▶ Problem description: Answer with a single number: how many lines in the listing below include "from"?

▶ Listing:
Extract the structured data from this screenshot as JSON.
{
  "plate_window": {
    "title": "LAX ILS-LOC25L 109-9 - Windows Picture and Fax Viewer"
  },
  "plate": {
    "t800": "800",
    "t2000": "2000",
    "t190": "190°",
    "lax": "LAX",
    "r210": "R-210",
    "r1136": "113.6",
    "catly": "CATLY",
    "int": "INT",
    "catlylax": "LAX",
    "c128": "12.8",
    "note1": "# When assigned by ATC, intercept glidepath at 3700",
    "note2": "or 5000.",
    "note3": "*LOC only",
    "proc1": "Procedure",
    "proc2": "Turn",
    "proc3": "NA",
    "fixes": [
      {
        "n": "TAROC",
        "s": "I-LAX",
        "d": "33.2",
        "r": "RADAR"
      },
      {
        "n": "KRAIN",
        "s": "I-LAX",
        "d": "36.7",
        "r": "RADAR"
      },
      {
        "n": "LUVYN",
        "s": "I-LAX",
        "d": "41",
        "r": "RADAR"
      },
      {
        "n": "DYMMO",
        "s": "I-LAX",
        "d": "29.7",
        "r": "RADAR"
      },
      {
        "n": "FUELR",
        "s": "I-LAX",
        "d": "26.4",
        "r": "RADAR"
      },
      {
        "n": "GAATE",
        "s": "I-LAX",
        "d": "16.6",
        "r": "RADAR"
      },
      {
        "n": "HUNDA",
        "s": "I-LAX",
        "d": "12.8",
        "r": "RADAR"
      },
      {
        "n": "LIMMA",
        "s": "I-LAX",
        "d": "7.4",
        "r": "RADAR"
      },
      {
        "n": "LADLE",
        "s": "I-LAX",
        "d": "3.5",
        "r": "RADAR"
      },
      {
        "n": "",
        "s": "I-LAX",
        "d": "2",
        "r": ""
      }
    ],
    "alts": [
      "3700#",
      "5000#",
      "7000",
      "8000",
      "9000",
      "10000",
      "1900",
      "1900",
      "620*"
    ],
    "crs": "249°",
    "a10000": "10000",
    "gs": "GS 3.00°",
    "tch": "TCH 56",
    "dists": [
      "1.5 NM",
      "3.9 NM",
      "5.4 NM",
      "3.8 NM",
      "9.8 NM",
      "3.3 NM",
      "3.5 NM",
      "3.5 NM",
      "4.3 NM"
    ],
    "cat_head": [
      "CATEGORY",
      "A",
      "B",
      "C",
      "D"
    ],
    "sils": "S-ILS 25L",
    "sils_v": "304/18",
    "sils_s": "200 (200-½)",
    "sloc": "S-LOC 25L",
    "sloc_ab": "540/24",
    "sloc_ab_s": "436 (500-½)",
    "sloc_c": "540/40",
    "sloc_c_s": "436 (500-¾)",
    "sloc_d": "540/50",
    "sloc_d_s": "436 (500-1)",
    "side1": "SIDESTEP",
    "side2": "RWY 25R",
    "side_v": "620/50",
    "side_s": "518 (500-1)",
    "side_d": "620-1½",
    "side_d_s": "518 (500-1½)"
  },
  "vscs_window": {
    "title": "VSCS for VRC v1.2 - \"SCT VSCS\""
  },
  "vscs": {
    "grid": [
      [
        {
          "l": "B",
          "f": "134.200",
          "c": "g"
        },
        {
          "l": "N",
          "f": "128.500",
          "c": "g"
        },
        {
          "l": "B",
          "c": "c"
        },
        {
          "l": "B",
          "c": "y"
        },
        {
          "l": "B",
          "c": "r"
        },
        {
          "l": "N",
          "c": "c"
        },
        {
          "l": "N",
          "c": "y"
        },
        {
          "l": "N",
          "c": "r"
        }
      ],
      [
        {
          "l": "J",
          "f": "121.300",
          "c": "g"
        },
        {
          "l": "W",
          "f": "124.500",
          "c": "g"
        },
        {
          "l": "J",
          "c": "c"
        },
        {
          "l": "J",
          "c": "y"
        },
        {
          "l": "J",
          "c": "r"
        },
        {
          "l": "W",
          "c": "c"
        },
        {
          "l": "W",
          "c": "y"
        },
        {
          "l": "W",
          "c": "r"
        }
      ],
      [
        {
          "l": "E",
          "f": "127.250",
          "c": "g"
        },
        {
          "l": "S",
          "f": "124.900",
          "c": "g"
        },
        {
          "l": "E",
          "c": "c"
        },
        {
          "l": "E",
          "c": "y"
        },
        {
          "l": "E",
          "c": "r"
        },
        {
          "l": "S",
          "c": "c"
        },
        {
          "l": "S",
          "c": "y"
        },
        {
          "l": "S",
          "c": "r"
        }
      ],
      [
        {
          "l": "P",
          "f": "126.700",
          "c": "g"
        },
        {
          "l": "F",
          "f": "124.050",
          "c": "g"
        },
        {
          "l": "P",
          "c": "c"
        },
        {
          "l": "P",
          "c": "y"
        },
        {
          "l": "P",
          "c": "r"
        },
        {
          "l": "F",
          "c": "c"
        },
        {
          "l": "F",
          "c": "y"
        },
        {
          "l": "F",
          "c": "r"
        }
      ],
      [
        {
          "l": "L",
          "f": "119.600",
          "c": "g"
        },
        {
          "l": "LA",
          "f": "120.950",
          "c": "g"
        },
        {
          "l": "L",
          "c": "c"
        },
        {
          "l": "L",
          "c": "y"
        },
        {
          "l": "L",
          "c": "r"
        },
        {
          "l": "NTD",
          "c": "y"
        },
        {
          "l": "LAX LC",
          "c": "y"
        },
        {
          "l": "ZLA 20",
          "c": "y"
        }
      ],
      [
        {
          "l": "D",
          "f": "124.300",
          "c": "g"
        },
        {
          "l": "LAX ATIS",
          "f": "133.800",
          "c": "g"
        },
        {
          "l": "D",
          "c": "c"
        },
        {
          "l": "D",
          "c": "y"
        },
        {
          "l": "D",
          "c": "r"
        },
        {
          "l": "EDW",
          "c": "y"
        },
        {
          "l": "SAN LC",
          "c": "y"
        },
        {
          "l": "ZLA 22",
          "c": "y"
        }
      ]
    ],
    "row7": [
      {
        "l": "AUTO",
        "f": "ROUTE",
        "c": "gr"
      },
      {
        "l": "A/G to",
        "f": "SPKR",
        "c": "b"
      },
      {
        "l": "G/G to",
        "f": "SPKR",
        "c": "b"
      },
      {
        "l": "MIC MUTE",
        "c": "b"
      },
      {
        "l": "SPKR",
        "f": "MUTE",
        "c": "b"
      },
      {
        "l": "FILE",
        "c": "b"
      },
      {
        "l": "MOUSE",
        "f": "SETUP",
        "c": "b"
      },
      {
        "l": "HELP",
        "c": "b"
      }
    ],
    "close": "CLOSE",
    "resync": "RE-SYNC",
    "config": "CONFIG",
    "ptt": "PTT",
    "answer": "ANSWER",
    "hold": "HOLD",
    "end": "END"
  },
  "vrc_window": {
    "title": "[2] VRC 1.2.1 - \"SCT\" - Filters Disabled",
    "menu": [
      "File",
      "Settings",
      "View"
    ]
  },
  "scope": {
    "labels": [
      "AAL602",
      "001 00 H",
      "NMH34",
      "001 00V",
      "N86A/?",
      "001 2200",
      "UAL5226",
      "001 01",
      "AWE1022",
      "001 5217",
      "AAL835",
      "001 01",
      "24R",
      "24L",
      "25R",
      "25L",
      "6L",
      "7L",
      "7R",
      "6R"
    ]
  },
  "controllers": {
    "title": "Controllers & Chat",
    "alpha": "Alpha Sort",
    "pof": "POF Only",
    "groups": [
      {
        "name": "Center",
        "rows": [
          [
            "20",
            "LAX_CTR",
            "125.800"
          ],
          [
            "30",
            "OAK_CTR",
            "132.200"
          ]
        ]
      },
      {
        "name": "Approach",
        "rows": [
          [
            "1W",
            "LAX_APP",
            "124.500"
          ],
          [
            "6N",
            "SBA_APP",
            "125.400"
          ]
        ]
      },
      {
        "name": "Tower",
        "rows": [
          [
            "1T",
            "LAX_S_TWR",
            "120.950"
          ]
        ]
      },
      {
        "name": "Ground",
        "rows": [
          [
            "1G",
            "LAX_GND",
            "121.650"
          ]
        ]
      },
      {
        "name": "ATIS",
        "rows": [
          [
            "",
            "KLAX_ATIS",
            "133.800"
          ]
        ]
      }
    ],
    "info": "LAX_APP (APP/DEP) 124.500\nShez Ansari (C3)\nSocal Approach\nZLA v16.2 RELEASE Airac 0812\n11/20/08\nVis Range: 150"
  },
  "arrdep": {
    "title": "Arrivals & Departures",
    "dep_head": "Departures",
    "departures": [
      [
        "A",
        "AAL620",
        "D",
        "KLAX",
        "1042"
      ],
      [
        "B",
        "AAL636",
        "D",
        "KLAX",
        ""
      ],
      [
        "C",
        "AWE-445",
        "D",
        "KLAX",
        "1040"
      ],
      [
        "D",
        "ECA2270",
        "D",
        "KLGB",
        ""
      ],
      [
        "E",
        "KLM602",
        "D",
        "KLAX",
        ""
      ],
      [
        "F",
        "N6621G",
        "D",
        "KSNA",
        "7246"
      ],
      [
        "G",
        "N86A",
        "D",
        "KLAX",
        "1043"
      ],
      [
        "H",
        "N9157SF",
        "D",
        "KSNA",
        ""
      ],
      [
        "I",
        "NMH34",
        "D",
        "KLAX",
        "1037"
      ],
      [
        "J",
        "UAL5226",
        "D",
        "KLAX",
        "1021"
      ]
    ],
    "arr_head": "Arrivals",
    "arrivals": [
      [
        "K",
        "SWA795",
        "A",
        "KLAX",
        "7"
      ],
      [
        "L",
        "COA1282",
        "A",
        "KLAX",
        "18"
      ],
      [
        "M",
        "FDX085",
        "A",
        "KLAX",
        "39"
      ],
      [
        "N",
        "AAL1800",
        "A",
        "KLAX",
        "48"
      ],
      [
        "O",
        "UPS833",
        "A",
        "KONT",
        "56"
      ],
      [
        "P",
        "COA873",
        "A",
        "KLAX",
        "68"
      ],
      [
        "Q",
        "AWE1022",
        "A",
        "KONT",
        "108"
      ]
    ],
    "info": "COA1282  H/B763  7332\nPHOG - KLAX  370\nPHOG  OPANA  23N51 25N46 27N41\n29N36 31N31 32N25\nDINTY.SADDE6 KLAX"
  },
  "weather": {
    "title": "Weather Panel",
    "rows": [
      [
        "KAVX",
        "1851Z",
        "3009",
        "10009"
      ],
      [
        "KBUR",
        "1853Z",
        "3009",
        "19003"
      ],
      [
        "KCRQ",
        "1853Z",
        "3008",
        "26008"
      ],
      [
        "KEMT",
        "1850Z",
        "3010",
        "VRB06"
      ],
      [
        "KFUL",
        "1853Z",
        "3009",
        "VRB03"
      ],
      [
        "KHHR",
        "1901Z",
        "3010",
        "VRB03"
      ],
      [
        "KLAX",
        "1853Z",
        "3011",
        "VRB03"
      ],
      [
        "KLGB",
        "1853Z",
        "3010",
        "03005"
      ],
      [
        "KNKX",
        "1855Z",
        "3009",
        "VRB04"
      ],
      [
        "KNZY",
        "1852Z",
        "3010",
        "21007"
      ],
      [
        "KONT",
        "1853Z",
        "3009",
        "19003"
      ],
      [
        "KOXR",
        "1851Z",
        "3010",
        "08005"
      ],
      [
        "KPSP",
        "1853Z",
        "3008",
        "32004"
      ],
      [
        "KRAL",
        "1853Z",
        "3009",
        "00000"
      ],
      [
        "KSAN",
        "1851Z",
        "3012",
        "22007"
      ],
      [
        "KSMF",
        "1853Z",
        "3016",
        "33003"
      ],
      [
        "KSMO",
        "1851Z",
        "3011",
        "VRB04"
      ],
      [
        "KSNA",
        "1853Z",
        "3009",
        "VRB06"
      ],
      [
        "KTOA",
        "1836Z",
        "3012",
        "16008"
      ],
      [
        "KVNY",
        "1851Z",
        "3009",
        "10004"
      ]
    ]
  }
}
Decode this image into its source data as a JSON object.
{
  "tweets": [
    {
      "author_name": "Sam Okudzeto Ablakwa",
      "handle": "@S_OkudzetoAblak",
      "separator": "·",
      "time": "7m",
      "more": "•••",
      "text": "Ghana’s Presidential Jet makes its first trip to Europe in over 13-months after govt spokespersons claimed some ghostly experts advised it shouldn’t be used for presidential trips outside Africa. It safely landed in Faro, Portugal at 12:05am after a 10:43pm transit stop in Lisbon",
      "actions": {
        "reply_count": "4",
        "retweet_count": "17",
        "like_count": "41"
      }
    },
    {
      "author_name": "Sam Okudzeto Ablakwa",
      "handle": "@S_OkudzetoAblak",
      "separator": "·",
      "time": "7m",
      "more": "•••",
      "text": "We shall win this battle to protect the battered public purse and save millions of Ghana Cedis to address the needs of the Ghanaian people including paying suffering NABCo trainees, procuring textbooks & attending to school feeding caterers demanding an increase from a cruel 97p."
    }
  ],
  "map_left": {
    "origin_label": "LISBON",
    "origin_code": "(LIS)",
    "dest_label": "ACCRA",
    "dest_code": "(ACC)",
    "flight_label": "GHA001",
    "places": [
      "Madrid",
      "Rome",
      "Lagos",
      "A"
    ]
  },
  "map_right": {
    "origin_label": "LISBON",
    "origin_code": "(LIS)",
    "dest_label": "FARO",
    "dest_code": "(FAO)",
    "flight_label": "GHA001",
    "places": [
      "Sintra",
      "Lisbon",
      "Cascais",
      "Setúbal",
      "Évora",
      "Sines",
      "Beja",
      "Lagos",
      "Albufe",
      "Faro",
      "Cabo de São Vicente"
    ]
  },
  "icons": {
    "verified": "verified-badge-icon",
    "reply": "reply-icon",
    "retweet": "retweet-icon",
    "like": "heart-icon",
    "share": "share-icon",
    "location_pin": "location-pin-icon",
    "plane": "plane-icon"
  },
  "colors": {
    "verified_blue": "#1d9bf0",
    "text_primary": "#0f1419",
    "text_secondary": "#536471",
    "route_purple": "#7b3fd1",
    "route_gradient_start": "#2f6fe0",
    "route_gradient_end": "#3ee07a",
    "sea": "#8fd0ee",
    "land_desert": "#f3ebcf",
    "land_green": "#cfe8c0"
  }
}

▶ The output: 2